Task directions | Retype the material word for word.

Given records |
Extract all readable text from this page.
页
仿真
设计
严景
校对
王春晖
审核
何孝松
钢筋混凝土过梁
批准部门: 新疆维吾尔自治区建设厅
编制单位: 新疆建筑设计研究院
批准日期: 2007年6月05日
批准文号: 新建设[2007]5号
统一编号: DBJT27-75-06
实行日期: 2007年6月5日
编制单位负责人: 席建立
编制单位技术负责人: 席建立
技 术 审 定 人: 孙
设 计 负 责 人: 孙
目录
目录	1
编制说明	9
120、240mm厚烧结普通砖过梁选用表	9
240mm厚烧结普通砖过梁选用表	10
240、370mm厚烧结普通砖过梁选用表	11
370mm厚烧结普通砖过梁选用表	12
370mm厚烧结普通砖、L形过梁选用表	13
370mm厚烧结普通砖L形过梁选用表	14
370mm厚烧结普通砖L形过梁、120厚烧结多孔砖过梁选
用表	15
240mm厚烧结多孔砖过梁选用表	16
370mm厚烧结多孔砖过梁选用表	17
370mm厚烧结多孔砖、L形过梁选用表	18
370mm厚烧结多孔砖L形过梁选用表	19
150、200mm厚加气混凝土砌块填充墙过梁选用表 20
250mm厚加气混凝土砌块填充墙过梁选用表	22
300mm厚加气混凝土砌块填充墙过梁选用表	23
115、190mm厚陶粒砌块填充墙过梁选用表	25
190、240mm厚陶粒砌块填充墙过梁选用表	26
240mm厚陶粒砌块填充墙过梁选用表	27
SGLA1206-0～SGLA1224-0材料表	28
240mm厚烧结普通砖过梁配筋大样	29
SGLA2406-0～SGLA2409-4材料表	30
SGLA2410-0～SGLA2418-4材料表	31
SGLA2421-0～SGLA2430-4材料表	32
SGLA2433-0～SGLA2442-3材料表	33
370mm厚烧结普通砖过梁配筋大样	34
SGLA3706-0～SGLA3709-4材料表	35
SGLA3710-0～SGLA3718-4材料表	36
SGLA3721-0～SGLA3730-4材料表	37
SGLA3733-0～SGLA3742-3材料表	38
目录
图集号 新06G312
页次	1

Task answer |
Extract all readable text from this page.
页
仿真
设计
严景
校对
王春晖
审核
何孝松
钢筋混凝土过梁
批准部门: 新疆维吾尔自治区建设厅
编制单位: 新疆建筑设计研究院
批准日期: 2007年6月05日
批准文号: 新建设[2007]5号
统一编号: DBJT27-75-06
实行日期: 2007年6月5日
编制单位负责人: 席建立
编制单位技术负责人: 席建立
技 术 审 定 人: 孙
设 计 负 责 人: 孙
目录
目录	1
编制说明	9
120、240mm厚烧结普通砖过梁选用表	9
240mm厚烧结普通砖过梁选用表	10
240、370mm厚烧结普通砖过梁选用表	11
370mm厚烧结普通砖过梁选用表	12
370mm厚烧结普通砖、L形过梁选用表	13
370mm厚烧结普通砖L形过梁选用表	14
370mm厚烧结普通砖L形过梁、120厚烧结多孔砖过梁选
用表	15
240mm厚烧结多孔砖过梁选用表	16
370mm厚烧结多孔砖过梁选用表	17
370mm厚烧结多孔砖、L形过梁选用表	18
370mm厚烧结多孔砖L形过梁选用表	19
150、200mm厚加气混凝土砌块填充墙过梁选用表 20
250mm厚加气混凝土砌块填充墙过梁选用表	22
300mm厚加气混凝土砌块填充墙过梁选用表	23
115、190mm厚陶粒砌块填充墙过梁选用表	25
190、240mm厚陶粒砌块填充墙过梁选用表	26
240mm厚陶粒砌块填充墙过梁选用表	27
SGLA1206-0～SGLA1224-0材料表	28
240mm厚烧结普通砖过梁配筋大样	29
SGLA2406-0～SGLA2409-4材料表	30
SGLA2410-0～SGLA2418-4材料表	31
SGLA2421-0～SGLA2430-4材料表	32
SGLA2433-0～SGLA2442-3材料表	33
370mm厚烧结普通砖过梁配筋大样	34
SGLA3706-0～SGLA3709-4材料表	35
SGLA3710-0～SGLA3718-4材料表	36
SGLA3721-0～SGLA3730-4材料表	37
SGLA3733-0～SGLA3742-3材料表	38
目录
图集号 新06G312
页次	1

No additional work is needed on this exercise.